### PROBLEM TO WORK ON
Transcribe each line of the material as it is, and drop any picture.

### RECORDS FOR THIS TASK
• • • • •

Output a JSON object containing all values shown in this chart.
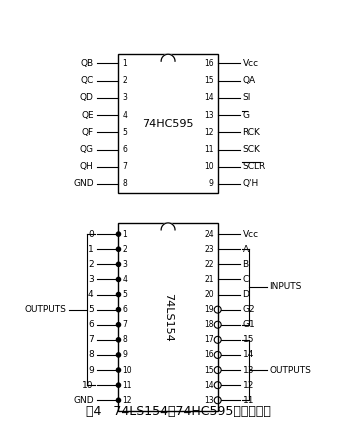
{
  "bg_color": "#ffffff",
  "title": "图4   74LS154和74HC595管脚示意图",
  "title_fontsize": 9,
  "ic1": {
    "label": "74LS154",
    "left_pins": [
      {
        "num": "1",
        "label": "0"
      },
      {
        "num": "2",
        "label": "1"
      },
      {
        "num": "3",
        "label": "2"
      },
      {
        "num": "4",
        "label": "3"
      },
      {
        "num": "5",
        "label": "4"
      },
      {
        "num": "6",
        "label": "5"
      },
      {
        "num": "7",
        "label": "6"
      },
      {
        "num": "8",
        "label": "7"
      },
      {
        "num": "9",
        "label": "8"
      },
      {
        "num": "10",
        "label": "9"
      },
      {
        "num": "11",
        "label": "10"
      },
      {
        "num": "12",
        "label": "GND"
      }
    ],
    "right_pins": [
      {
        "num": "24",
        "label": "Vcc",
        "circle": false
      },
      {
        "num": "23",
        "label": "A",
        "circle": false
      },
      {
        "num": "22",
        "label": "B",
        "circle": false
      },
      {
        "num": "21",
        "label": "C",
        "circle": false
      },
      {
        "num": "20",
        "label": "D",
        "circle": false
      },
      {
        "num": "19",
        "label": "G2",
        "circle": true
      },
      {
        "num": "18",
        "label": "G1",
        "circle": true
      },
      {
        "num": "17",
        "label": "15",
        "circle": true
      },
      {
        "num": "16",
        "label": "14",
        "circle": true
      },
      {
        "num": "15",
        "label": "13",
        "circle": true
      },
      {
        "num": "14",
        "label": "12",
        "circle": true
      },
      {
        "num": "13",
        "label": "11",
        "circle": true
      }
    ],
    "left_bracket": {
      "label": "OUTPUTS",
      "first_idx": 0,
      "last_idx": 10
    },
    "right_bracket1": {
      "label": "INPUTS",
      "first_idx": 1,
      "last_idx": 6
    },
    "right_bracket2": {
      "label": "OUTPUTS",
      "first_idx": 7,
      "last_idx": 11
    }
  },
  "ic2": {
    "label": "74HC595",
    "left_pins": [
      {
        "num": "1",
        "label": "QB"
      },
      {
        "num": "2",
        "label": "QC"
      },
      {
        "num": "3",
        "label": "QD"
      },
      {
        "num": "4",
        "label": "QE"
      },
      {
        "num": "5",
        "label": "QF"
      },
      {
        "num": "6",
        "label": "QG"
      },
      {
        "num": "7",
        "label": "QH"
      },
      {
        "num": "8",
        "label": "GND"
      }
    ],
    "right_pins": [
      {
        "num": "16",
        "label": "Vcc",
        "bar": false
      },
      {
        "num": "15",
        "label": "QA",
        "bar": false
      },
      {
        "num": "14",
        "label": "SI",
        "bar": false
      },
      {
        "num": "13",
        "label": "G",
        "bar": true
      },
      {
        "num": "12",
        "label": "RCK",
        "bar": false
      },
      {
        "num": "11",
        "label": "SCK",
        "bar": false
      },
      {
        "num": "10",
        "label": "SCLR",
        "bar": true
      },
      {
        "num": "9",
        "label": "Q'H",
        "bar": false
      }
    ]
  }
}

• • • • •

### WORKED ANSWER
Output a JSON object containing all values shown in this chart.
{
  "bg_color": "#ffffff",
  "title": "图4   74LS154和74HC595管脚示意图",
  "title_fontsize": 9,
  "ic1": {
    "label": "74LS154",
    "left_pins": [
      {
        "num": "1",
        "label": "0"
      },
      {
        "num": "2",
        "label": "1"
      },
      {
        "num": "3",
        "label": "2"
      },
      {
        "num": "4",
        "label": "3"
      },
      {
        "num": "5",
        "label": "4"
      },
      {
        "num": "6",
        "label": "5"
      },
      {
        "num": "7",
        "label": "6"
      },
      {
        "num": "8",
        "label": "7"
      },
      {
        "num": "9",
        "label": "8"
      },
      {
        "num": "10",
        "label": "9"
      },
      {
        "num": "11",
        "label": "10"
      },
      {
        "num": "12",
        "label": "GND"
      }
    ],
    "right_pins": [
      {
        "num": "24",
        "label": "Vcc",
        "circle": false
      },
      {
        "num": "23",
        "label": "A",
        "circle": false
      },
      {
        "num": "22",
        "label": "B",
        "circle": false
      },
      {
        "num": "21",
        "label": "C",
        "circle": false
      },
      {
        "num": "20",
        "label": "D",
        "circle": false
      },
      {
        "num": "19",
        "label": "G2",
        "circle": true
      },
      {
        "num": "18",
        "label": "G1",
        "circle": true
      },
      {
        "num": "17",
        "label": "15",
        "circle": true
      },
      {
        "num": "16",
        "label": "14",
        "circle": true
      },
      {
        "num": "15",
        "label": "13",
        "circle": true
      },
      {
        "num": "14",
        "label": "12",
        "circle": true
      },
      {
        "num": "13",
        "label": "11",
        "circle": true
      }
    ],
    "left_bracket": {
      "label": "OUTPUTS",
      "first_idx": 0,
      "last_idx": 10
    },
    "right_bracket1": {
      "label": "INPUTS",
      "first_idx": 1,
      "last_idx": 6
    },
    "right_bracket2": {
      "label": "OUTPUTS",
      "first_idx": 7,
      "last_idx": 11
    }
  },
  "ic2": {
    "label": "74HC595",
    "left_pins": [
      {
        "num": "1",
        "label": "QB"
      },
      {
        "num": "2",
        "label": "QC"
      },
      {
        "num": "3",
        "label": "QD"
      },
      {
        "num": "4",
        "label": "QE"
      },
      {
        "num": "5",
        "label": "QF"
      },
      {
        "num": "6",
        "label": "QG"
      },
      {
        "num": "7",
        "label": "QH"
      },
      {
        "num": "8",
        "label": "GND"
      }
    ],
    "right_pins": [
      {
        "num": "16",
        "label": "Vcc",
        "bar": false
      },
      {
        "num": "15",
        "label": "QA",
        "bar": false
      },
      {
        "num": "14",
        "label": "SI",
        "bar": false
      },
      {
        "num": "13",
        "label": "G",
        "bar": true
      },
      {
        "num": "12",
        "label": "RCK",
        "bar": false
      },
      {
        "num": "11",
        "label": "SCK",
        "bar": false
      },
      {
        "num": "10",
        "label": "SCLR",
        "bar": true
      },
      {
        "num": "9",
        "label": "Q'H",
        "bar": false
      }
    ]
  }
}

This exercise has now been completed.